-- Begin Information supplied --

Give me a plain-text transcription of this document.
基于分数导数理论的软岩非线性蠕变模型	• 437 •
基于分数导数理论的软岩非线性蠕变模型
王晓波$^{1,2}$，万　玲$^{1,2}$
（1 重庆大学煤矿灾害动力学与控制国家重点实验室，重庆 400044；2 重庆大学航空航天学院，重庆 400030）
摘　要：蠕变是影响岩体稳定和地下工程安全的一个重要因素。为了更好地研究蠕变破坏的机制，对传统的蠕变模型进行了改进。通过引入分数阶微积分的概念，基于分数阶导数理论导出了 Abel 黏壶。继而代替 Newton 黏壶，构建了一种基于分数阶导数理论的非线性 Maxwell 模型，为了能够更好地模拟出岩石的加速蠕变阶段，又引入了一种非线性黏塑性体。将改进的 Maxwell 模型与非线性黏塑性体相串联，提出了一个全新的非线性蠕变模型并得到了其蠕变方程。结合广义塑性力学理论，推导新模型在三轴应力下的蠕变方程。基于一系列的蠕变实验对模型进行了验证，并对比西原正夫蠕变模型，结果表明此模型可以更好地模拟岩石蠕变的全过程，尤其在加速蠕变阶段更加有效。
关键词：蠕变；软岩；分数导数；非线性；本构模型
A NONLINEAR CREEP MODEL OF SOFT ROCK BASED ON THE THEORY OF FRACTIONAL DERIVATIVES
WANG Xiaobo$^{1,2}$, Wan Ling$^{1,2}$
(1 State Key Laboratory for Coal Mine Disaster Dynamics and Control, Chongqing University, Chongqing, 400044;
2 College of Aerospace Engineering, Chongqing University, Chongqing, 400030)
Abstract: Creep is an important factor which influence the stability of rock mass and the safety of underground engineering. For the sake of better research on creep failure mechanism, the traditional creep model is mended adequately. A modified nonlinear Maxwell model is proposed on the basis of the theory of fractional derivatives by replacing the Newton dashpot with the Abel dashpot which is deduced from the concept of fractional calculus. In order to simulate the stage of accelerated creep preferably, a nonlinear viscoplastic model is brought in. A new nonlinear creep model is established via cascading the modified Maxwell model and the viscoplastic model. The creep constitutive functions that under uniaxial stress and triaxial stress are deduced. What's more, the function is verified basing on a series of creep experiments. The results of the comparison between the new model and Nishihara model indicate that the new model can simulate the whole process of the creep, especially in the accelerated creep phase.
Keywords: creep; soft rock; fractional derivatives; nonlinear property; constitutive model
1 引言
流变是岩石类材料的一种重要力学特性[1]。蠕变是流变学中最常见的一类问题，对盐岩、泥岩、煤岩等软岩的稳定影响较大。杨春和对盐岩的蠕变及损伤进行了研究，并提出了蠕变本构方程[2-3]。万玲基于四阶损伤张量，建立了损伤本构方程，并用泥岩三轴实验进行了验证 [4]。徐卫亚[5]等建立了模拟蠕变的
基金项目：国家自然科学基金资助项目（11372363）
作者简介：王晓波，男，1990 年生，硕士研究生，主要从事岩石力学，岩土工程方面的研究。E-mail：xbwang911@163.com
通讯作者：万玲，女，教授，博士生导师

-- End Information supplied --

Exercise task> Reproduce all of the entries word for word.

The result>
Give me a plain-text transcription of this document.
基于分数导数理论的软岩非线性蠕变模型	• 437 •
基于分数导数理论的软岩非线性蠕变模型
王晓波$^{1,2}$，万　玲$^{1,2}$
（1 重庆大学煤矿灾害动力学与控制国家重点实验室，重庆 400044；2 重庆大学航空航天学院，重庆 400030）
摘　要：蠕变是影响岩体稳定和地下工程安全的一个重要因素。为了更好地研究蠕变破坏的机制，对传统的蠕变模型进行了改进。通过引入分数阶微积分的概念，基于分数阶导数理论导出了 Abel 黏壶。继而代替 Newton 黏壶，构建了一种基于分数阶导数理论的非线性 Maxwell 模型，为了能够更好地模拟出岩石的加速蠕变阶段，又引入了一种非线性黏塑性体。将改进的 Maxwell 模型与非线性黏塑性体相串联，提出了一个全新的非线性蠕变模型并得到了其蠕变方程。结合广义塑性力学理论，推导新模型在三轴应力下的蠕变方程。基于一系列的蠕变实验对模型进行了验证，并对比西原正夫蠕变模型，结果表明此模型可以更好地模拟岩石蠕变的全过程，尤其在加速蠕变阶段更加有效。
关键词：蠕变；软岩；分数导数；非线性；本构模型
A NONLINEAR CREEP MODEL OF SOFT ROCK BASED ON THE THEORY OF FRACTIONAL DERIVATIVES
WANG Xiaobo$^{1,2}$, Wan Ling$^{1,2}$
(1 State Key Laboratory for Coal Mine Disaster Dynamics and Control, Chongqing University, Chongqing, 400044;
2 College of Aerospace Engineering, Chongqing University, Chongqing, 400030)
Abstract: Creep is an important factor which influence the stability of rock mass and the safety of underground engineering. For the sake of better research on creep failure mechanism, the traditional creep model is mended adequately. A modified nonlinear Maxwell model is proposed on the basis of the theory of fractional derivatives by replacing the Newton dashpot with the Abel dashpot which is deduced from the concept of fractional calculus. In order to simulate the stage of accelerated creep preferably, a nonlinear viscoplastic model is brought in. A new nonlinear creep model is established via cascading the modified Maxwell model and the viscoplastic model. The creep constitutive functions that under uniaxial stress and triaxial stress are deduced. What's more, the function is verified basing on a series of creep experiments. The results of the comparison between the new model and Nishihara model indicate that the new model can simulate the whole process of the creep, especially in the accelerated creep phase.
Keywords: creep; soft rock; fractional derivatives; nonlinear property; constitutive model
1 引言
流变是岩石类材料的一种重要力学特性[1]。蠕变是流变学中最常见的一类问题，对盐岩、泥岩、煤岩等软岩的稳定影响较大。杨春和对盐岩的蠕变及损伤进行了研究，并提出了蠕变本构方程[2-3]。万玲基于四阶损伤张量，建立了损伤本构方程，并用泥岩三轴实验进行了验证 [4]。徐卫亚[5]等建立了模拟蠕变的
基金项目：国家自然科学基金资助项目（11372363）
作者简介：王晓波，男，1990 年生，硕士研究生，主要从事岩石力学，岩土工程方面的研究。E-mail：xbwang911@163.com
通讯作者：万玲，女，教授，博士生导师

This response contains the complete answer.